=== Data in this exercise ===

==============================

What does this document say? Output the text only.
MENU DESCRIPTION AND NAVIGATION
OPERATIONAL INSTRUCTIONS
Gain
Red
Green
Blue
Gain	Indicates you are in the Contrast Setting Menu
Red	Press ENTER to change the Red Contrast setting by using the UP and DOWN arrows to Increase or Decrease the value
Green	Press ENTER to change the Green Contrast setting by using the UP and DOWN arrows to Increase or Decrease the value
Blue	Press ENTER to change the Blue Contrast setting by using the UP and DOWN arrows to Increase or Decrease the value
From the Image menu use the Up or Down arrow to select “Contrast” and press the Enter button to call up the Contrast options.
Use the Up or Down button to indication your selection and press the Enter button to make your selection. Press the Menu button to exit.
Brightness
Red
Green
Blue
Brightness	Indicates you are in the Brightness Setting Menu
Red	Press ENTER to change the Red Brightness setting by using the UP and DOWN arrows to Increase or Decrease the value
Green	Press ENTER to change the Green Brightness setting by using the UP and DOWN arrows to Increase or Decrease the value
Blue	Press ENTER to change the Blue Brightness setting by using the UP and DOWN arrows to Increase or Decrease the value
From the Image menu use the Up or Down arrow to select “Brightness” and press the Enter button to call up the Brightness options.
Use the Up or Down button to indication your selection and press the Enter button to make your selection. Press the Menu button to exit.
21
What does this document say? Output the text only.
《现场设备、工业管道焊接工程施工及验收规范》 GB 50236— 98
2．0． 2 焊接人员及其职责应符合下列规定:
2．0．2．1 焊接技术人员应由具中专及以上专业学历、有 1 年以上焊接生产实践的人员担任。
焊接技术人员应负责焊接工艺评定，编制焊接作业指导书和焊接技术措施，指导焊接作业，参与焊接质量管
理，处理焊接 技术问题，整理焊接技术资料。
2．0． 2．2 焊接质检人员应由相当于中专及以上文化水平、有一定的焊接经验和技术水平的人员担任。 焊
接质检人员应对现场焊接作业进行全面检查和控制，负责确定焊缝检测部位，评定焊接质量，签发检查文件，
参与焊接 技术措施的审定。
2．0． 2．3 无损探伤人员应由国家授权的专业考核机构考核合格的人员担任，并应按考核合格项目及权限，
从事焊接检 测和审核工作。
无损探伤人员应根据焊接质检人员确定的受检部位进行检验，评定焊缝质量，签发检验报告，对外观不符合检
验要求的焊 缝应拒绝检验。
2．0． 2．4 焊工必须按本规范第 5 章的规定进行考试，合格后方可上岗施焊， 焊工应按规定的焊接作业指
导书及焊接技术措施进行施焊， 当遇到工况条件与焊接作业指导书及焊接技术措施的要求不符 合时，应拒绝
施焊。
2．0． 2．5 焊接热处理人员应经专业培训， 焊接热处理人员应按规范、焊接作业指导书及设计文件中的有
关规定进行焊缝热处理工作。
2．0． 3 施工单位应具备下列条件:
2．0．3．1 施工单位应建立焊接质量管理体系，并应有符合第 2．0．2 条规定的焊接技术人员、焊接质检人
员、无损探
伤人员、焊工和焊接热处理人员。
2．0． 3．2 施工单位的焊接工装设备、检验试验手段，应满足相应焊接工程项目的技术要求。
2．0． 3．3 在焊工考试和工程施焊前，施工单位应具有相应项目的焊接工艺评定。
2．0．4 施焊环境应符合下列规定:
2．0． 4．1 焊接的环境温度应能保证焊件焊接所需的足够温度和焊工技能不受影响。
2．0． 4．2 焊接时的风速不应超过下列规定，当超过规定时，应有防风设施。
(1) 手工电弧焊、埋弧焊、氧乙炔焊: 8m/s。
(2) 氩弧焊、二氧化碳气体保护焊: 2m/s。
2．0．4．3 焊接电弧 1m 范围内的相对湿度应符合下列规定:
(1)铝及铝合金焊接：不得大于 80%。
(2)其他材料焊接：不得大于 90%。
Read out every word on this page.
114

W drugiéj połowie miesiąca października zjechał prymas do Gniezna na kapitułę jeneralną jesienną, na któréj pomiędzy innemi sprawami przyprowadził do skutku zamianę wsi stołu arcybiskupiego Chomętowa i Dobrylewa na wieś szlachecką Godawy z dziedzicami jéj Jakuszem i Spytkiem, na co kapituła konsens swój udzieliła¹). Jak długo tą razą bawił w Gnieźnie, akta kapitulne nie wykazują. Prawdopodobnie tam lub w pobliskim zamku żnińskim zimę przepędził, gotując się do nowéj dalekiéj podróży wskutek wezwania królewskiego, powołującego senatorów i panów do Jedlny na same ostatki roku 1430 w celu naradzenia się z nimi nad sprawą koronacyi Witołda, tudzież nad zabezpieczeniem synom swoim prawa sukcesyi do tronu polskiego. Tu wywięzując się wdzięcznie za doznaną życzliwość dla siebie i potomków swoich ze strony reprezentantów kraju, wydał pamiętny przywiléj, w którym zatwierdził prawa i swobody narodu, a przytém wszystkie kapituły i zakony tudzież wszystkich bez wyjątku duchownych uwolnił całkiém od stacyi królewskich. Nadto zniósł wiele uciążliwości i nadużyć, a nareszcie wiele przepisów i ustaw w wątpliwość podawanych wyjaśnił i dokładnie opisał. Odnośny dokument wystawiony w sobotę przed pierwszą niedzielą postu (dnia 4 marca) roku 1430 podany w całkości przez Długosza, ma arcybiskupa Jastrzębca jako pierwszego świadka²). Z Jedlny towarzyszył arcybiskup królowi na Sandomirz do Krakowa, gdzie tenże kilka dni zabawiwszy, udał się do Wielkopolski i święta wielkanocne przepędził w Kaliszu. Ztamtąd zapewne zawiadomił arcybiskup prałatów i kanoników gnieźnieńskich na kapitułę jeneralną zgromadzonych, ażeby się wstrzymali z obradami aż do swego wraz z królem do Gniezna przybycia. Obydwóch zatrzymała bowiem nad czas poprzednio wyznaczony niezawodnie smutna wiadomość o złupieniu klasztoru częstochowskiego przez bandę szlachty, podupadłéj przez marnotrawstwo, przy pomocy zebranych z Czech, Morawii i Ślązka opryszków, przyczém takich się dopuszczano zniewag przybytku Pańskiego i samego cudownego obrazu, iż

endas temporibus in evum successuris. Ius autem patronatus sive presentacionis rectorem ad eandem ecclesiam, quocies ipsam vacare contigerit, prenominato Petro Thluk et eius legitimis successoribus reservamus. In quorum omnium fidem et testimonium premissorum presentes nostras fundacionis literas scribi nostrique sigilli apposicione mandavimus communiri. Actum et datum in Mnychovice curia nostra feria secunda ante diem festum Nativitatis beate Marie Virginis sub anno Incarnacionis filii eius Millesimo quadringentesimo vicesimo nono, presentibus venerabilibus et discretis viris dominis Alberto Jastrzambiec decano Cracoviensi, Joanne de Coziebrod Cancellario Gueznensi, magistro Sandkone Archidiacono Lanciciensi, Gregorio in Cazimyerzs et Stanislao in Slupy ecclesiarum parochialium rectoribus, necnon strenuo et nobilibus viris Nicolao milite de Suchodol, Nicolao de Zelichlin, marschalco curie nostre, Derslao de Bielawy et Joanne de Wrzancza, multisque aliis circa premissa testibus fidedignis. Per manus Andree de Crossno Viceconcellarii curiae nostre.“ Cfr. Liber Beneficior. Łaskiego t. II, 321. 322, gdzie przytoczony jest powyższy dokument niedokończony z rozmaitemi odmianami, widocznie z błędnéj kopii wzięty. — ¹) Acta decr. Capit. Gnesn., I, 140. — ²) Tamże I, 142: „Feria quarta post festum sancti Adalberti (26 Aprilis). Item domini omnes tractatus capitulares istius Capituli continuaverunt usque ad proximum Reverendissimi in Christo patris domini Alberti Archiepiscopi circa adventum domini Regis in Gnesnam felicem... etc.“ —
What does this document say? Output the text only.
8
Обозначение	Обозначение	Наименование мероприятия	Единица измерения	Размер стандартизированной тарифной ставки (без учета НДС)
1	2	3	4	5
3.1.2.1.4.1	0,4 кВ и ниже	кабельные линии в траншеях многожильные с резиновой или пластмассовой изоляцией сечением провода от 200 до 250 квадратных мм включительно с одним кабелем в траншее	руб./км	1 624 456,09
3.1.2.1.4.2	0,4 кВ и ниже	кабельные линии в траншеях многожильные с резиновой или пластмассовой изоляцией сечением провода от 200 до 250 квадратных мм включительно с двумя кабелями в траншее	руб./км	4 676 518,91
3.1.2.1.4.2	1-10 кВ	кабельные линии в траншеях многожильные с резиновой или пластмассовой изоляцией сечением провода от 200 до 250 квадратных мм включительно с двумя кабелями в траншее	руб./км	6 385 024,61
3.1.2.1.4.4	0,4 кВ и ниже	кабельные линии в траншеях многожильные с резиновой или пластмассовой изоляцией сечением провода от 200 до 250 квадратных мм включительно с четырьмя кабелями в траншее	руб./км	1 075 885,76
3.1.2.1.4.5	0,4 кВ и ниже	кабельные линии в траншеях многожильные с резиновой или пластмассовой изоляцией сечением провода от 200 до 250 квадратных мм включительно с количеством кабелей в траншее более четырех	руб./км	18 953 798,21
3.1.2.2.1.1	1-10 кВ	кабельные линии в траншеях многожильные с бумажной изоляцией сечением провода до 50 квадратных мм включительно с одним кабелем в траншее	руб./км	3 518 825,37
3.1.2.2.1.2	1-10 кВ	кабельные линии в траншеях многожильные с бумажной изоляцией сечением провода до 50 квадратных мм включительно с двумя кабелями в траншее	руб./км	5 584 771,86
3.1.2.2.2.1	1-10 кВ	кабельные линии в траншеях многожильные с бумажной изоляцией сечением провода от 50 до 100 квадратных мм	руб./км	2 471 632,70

==============================

Looking at the records above, say how many lines hold the string "Image". Write nothing but the number.

2